* _Data lines_:
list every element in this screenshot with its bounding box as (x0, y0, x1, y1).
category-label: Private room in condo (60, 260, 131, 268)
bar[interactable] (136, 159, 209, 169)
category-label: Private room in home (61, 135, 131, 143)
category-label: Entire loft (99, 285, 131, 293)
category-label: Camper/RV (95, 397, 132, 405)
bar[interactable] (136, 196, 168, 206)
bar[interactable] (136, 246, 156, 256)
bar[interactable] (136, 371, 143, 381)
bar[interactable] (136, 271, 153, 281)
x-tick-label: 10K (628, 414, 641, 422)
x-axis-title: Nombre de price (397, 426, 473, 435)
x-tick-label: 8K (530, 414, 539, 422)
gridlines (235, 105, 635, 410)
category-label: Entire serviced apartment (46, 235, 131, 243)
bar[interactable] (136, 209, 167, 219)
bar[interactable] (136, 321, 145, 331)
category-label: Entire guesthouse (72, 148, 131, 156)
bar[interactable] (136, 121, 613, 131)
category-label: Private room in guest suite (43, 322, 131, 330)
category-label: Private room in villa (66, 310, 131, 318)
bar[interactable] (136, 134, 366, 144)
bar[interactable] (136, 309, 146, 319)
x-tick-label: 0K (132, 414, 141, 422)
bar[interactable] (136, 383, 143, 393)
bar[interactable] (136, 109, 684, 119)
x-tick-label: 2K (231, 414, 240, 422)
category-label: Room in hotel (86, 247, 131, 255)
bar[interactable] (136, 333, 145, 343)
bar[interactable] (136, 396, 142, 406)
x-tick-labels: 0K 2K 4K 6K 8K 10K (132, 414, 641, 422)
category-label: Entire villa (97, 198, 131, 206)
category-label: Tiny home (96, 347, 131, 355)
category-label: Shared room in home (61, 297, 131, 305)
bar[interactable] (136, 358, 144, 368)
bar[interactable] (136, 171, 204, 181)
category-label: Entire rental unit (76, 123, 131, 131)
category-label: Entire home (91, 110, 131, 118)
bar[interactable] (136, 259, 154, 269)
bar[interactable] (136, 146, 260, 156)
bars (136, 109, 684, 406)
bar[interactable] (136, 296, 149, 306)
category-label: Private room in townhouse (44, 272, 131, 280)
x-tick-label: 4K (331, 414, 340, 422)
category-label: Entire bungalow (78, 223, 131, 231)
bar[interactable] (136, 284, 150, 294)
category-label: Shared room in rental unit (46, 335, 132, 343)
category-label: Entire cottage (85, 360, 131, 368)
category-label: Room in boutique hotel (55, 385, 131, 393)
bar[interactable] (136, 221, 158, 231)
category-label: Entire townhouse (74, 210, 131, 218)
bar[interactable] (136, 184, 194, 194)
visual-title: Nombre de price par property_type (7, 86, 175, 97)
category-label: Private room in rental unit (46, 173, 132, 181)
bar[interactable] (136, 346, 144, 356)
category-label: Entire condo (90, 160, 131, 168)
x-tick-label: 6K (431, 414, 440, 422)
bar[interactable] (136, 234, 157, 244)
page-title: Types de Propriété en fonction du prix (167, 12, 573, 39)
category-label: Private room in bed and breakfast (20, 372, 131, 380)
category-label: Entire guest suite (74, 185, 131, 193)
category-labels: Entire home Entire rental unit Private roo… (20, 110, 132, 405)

* _Task description_: How many lines in the records above contain the string "title", counting case? Reply with the number only.

* _The solution_: 3